Written exercise: Transcribe the material exactly. Images do not belong in the copy.
# # # # # # #
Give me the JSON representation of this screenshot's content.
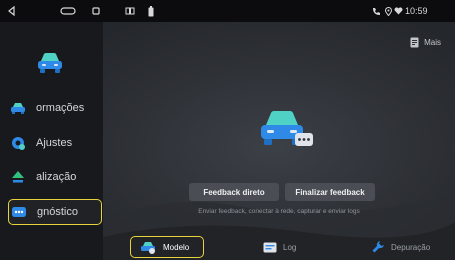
{
  "status_bar": {
    "icons": [
      "nav-back-icon",
      "nav-home-icon",
      "nav-recents-icon",
      "split-screen-icon",
      "battery-icon",
      "phone-icon",
      "location-icon",
      "heart-icon"
    ],
    "time": "10:59"
  },
  "sidebar": {
    "items": [
      {
        "label": "ormações",
        "icon": "car-info-icon",
        "color": "#2e8ae6"
      },
      {
        "label": "Ajustes",
        "icon": "settings-icon",
        "color": "#2e8ae6"
      },
      {
        "label": "alização",
        "icon": "update-icon",
        "color": "#2ec27e"
      },
      {
        "label": "gnóstico",
        "icon": "diagnostic-icon",
        "color": "#2e8ae6",
        "selected": true
      }
    ]
  },
  "header": {
    "more_label": "Mais"
  },
  "main": {
    "feedback_label": "Feedback direto",
    "finish_label": "Finalizar feedback",
    "hint": "Enviar feedback, conectar à rede, capturar e enviar logs"
  },
  "tabs": [
    {
      "label": "Modelo",
      "icon": "car-model-icon",
      "selected": true
    },
    {
      "label": "Log",
      "icon": "log-icon",
      "selected": false
    },
    {
      "label": "Depuração",
      "icon": "wrench-icon",
      "selected": false
    }
  ],
  "colors": {
    "accent": "#e7d33a",
    "primary": "#2e8ae6",
    "teal": "#4fd1c5",
    "green": "#2ec27e"
  }
}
# # # # # # #
Response to the exercise:
Give me the JSON representation of this screenshot's content.
{
  "status_bar": {
    "icons": [
      "nav-back-icon",
      "nav-home-icon",
      "nav-recents-icon",
      "split-screen-icon",
      "battery-icon",
      "phone-icon",
      "location-icon",
      "heart-icon"
    ],
    "time": "10:59"
  },
  "sidebar": {
    "items": [
      {
        "label": "ormações",
        "icon": "car-info-icon",
        "color": "#2e8ae6"
      },
      {
        "label": "Ajustes",
        "icon": "settings-icon",
        "color": "#2e8ae6"
      },
      {
        "label": "alização",
        "icon": "update-icon",
        "color": "#2ec27e"
      },
      {
        "label": "gnóstico",
        "icon": "diagnostic-icon",
        "color": "#2e8ae6",
        "selected": true
      }
    ]
  },
  "header": {
    "more_label": "Mais"
  },
  "main": {
    "feedback_label": "Feedback direto",
    "finish_label": "Finalizar feedback",
    "hint": "Enviar feedback, conectar à rede, capturar e enviar logs"
  },
  "tabs": [
    {
      "label": "Modelo",
      "icon": "car-model-icon",
      "selected": true
    },
    {
      "label": "Log",
      "icon": "log-icon",
      "selected": false
    },
    {
      "label": "Depuração",
      "icon": "wrench-icon",
      "selected": false
    }
  ],
  "colors": {
    "accent": "#e7d33a",
    "primary": "#2e8ae6",
    "teal": "#4fd1c5",
    "green": "#2ec27e"
  }
}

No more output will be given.